═════ SUPPLIED MATERIAL
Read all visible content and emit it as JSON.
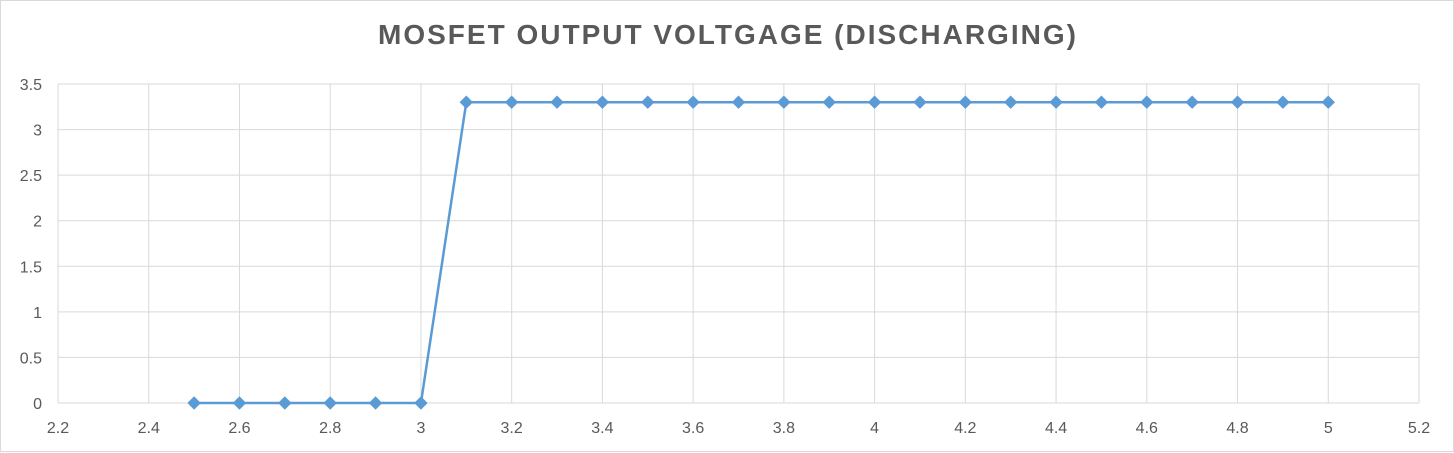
{
  "chart_data": {
    "type": "scatter",
    "title": "MOSFET OUTPUT VOLTGAGE (DISCHARGING)",
    "xlabel": "",
    "ylabel": "",
    "xlim": [
      2.2,
      5.2
    ],
    "ylim": [
      0,
      3.5
    ],
    "x_ticks": [
      "2.2",
      "2.4",
      "2.6",
      "2.8",
      "3",
      "3.2",
      "3.4",
      "3.6",
      "3.8",
      "4",
      "4.2",
      "4.4",
      "4.6",
      "4.8",
      "5",
      "5.2"
    ],
    "y_ticks": [
      "0",
      "0.5",
      "1",
      "1.5",
      "2",
      "2.5",
      "3",
      "3.5"
    ],
    "grid": true,
    "legend": "none",
    "marker": "diamond",
    "line_color": "#5b9bd5",
    "series": [
      {
        "x": [
          2.5,
          2.6,
          2.7,
          2.8,
          2.9,
          3.0,
          3.1,
          3.2,
          3.3,
          3.4,
          3.5,
          3.6,
          3.7,
          3.8,
          3.9,
          4.0,
          4.1,
          4.2,
          4.3,
          4.4,
          4.5,
          4.6,
          4.7,
          4.8,
          4.9,
          5.0
        ],
        "y": [
          0,
          0,
          0,
          0,
          0,
          0,
          3.3,
          3.3,
          3.3,
          3.3,
          3.3,
          3.3,
          3.3,
          3.3,
          3.3,
          3.3,
          3.3,
          3.3,
          3.3,
          3.3,
          3.3,
          3.3,
          3.3,
          3.3,
          3.3,
          3.3
        ]
      }
    ]
  }
}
══════════
→ **PROBLEM STATEMENT**:
All of the material above needs to be restated exactly, with no pictures.

→ **OUTPUT FOR THIS EXERCISE**:
Read all visible content and emit it as JSON.
{
  "chart_data": {
    "type": "scatter",
    "title": "MOSFET OUTPUT VOLTGAGE (DISCHARGING)",
    "xlabel": "",
    "ylabel": "",
    "xlim": [
      2.2,
      5.2
    ],
    "ylim": [
      0,
      3.5
    ],
    "x_ticks": [
      "2.2",
      "2.4",
      "2.6",
      "2.8",
      "3",
      "3.2",
      "3.4",
      "3.6",
      "3.8",
      "4",
      "4.2",
      "4.4",
      "4.6",
      "4.8",
      "5",
      "5.2"
    ],
    "y_ticks": [
      "0",
      "0.5",
      "1",
      "1.5",
      "2",
      "2.5",
      "3",
      "3.5"
    ],
    "grid": true,
    "legend": "none",
    "marker": "diamond",
    "line_color": "#5b9bd5",
    "series": [
      {
        "x": [
          2.5,
          2.6,
          2.7,
          2.8,
          2.9,
          3.0,
          3.1,
          3.2,
          3.3,
          3.4,
          3.5,
          3.6,
          3.7,
          3.8,
          3.9,
          4.0,
          4.1,
          4.2,
          4.3,
          4.4,
          4.5,
          4.6,
          4.7,
          4.8,
          4.9,
          5.0
        ],
        "y": [
          0,
          0,
          0,
          0,
          0,
          0,
          3.3,
          3.3,
          3.3,
          3.3,
          3.3,
          3.3,
          3.3,
          3.3,
          3.3,
          3.3,
          3.3,
          3.3,
          3.3,
          3.3,
          3.3,
          3.3,
          3.3,
          3.3,
          3.3,
          3.3
        ]
      }
    ]
  }
}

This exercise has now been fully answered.